Saved entries:
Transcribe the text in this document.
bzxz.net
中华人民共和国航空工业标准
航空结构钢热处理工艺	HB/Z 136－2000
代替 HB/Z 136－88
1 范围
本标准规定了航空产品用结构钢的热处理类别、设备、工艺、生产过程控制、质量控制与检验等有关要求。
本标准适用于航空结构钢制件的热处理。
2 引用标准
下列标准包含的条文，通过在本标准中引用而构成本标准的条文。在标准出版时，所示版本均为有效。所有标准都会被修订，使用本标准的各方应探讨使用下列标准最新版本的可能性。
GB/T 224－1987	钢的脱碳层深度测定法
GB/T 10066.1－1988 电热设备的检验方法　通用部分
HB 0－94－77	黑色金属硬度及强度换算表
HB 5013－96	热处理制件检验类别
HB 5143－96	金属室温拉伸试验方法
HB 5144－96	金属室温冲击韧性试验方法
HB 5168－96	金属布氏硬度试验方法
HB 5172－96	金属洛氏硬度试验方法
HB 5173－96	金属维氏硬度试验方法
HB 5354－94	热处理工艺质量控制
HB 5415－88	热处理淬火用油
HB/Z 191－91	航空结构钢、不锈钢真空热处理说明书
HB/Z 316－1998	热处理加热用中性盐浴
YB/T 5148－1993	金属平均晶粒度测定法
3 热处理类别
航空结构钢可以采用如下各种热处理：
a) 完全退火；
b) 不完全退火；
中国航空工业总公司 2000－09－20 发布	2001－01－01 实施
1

_WHAT YOU ARE ASKED TO DO_.
Faithfully copy every entry, leaving nothing out.

_THE OUTPUT_.
Transcribe the text in this document.
bzxz.net
中华人民共和国航空工业标准
航空结构钢热处理工艺	HB/Z 136－2000
代替 HB/Z 136－88
1 范围
本标准规定了航空产品用结构钢的热处理类别、设备、工艺、生产过程控制、质量控制与检验等有关要求。
本标准适用于航空结构钢制件的热处理。
2 引用标准
下列标准包含的条文，通过在本标准中引用而构成本标准的条文。在标准出版时，所示版本均为有效。所有标准都会被修订，使用本标准的各方应探讨使用下列标准最新版本的可能性。
GB/T 224－1987	钢的脱碳层深度测定法
GB/T 10066.1－1988 电热设备的检验方法　通用部分
HB 0－94－77	黑色金属硬度及强度换算表
HB 5013－96	热处理制件检验类别
HB 5143－96	金属室温拉伸试验方法
HB 5144－96	金属室温冲击韧性试验方法
HB 5168－96	金属布氏硬度试验方法
HB 5172－96	金属洛氏硬度试验方法
HB 5173－96	金属维氏硬度试验方法
HB 5354－94	热处理工艺质量控制
HB 5415－88	热处理淬火用油
HB/Z 191－91	航空结构钢、不锈钢真空热处理说明书
HB/Z 316－1998	热处理加热用中性盐浴
YB/T 5148－1993	金属平均晶粒度测定法
3 热处理类别
航空结构钢可以采用如下各种热处理：
a) 完全退火；
b) 不完全退火；
中国航空工业总公司 2000－09－20 发布	2001－01－01 实施
1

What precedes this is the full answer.